** Aim of the task **
Would you return the complete listing below word for word?

** Records about charts and figures **
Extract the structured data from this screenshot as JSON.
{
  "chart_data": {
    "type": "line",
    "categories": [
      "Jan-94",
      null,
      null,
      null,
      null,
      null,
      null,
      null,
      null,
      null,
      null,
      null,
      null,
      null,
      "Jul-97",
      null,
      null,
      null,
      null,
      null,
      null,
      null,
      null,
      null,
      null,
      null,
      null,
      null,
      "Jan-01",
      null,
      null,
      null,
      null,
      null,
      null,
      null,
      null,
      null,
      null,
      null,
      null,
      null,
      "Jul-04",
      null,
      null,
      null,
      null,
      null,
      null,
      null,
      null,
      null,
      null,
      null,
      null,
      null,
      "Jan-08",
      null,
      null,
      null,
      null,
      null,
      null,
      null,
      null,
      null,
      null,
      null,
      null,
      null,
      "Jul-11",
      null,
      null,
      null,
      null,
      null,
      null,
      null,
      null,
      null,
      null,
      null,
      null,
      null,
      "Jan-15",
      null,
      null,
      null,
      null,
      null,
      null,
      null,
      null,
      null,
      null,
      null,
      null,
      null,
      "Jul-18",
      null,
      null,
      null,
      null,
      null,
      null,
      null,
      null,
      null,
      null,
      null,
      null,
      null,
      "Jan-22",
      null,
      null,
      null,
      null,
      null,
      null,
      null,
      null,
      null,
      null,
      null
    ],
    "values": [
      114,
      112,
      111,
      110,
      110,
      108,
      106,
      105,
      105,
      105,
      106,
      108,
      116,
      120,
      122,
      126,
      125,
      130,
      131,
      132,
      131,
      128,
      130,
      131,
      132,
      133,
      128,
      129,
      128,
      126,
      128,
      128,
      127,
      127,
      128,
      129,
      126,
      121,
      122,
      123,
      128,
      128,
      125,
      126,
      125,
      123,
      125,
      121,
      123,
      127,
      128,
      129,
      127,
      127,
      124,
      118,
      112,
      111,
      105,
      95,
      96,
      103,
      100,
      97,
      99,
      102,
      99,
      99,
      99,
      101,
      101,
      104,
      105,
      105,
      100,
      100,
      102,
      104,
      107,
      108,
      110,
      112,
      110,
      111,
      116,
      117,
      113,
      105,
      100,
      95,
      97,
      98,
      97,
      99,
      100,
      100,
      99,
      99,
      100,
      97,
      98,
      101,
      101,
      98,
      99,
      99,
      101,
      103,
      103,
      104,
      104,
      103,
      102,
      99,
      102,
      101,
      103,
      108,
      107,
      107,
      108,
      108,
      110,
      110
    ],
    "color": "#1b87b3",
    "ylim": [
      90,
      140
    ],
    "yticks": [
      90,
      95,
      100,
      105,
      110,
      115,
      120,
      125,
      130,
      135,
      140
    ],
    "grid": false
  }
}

** Worked answer **
Extract the structured data from this screenshot as JSON.
{
  "chart_data": {
    "type": "line",
    "categories": [
      "Jan-94",
      null,
      null,
      null,
      null,
      null,
      null,
      null,
      null,
      null,
      null,
      null,
      null,
      null,
      "Jul-97",
      null,
      null,
      null,
      null,
      null,
      null,
      null,
      null,
      null,
      null,
      null,
      null,
      null,
      "Jan-01",
      null,
      null,
      null,
      null,
      null,
      null,
      null,
      null,
      null,
      null,
      null,
      null,
      null,
      "Jul-04",
      null,
      null,
      null,
      null,
      null,
      null,
      null,
      null,
      null,
      null,
      null,
      null,
      null,
      "Jan-08",
      null,
      null,
      null,
      null,
      null,
      null,
      null,
      null,
      null,
      null,
      null,
      null,
      null,
      "Jul-11",
      null,
      null,
      null,
      null,
      null,
      null,
      null,
      null,
      null,
      null,
      null,
      null,
      null,
      "Jan-15",
      null,
      null,
      null,
      null,
      null,
      null,
      null,
      null,
      null,
      null,
      null,
      null,
      null,
      "Jul-18",
      null,
      null,
      null,
      null,
      null,
      null,
      null,
      null,
      null,
      null,
      null,
      null,
      null,
      "Jan-22",
      null,
      null,
      null,
      null,
      null,
      null,
      null,
      null,
      null,
      null,
      null
    ],
    "values": [
      114,
      112,
      111,
      110,
      110,
      108,
      106,
      105,
      105,
      105,
      106,
      108,
      116,
      120,
      122,
      126,
      125,
      130,
      131,
      132,
      131,
      128,
      130,
      131,
      132,
      133,
      128,
      129,
      128,
      126,
      128,
      128,
      127,
      127,
      128,
      129,
      126,
      121,
      122,
      123,
      128,
      128,
      125,
      126,
      125,
      123,
      125,
      121,
      123,
      127,
      128,
      129,
      127,
      127,
      124,
      118,
      112,
      111,
      105,
      95,
      96,
      103,
      100,
      97,
      99,
      102,
      99,
      99,
      99,
      101,
      101,
      104,
      105,
      105,
      100,
      100,
      102,
      104,
      107,
      108,
      110,
      112,
      110,
      111,
      116,
      117,
      113,
      105,
      100,
      95,
      97,
      98,
      97,
      99,
      100,
      100,
      99,
      99,
      100,
      97,
      98,
      101,
      101,
      98,
      99,
      99,
      101,
      103,
      103,
      104,
      104,
      103,
      102,
      99,
      102,
      101,
      103,
      108,
      107,
      107,
      108,
      108,
      110,
      110
    ],
    "color": "#1b87b3",
    "ylim": [
      90,
      140
    ],
    "yticks": [
      90,
      95,
      100,
      105,
      110,
      115,
      120,
      125,
      130,
      135,
      140
    ],
    "grid": false
  }
}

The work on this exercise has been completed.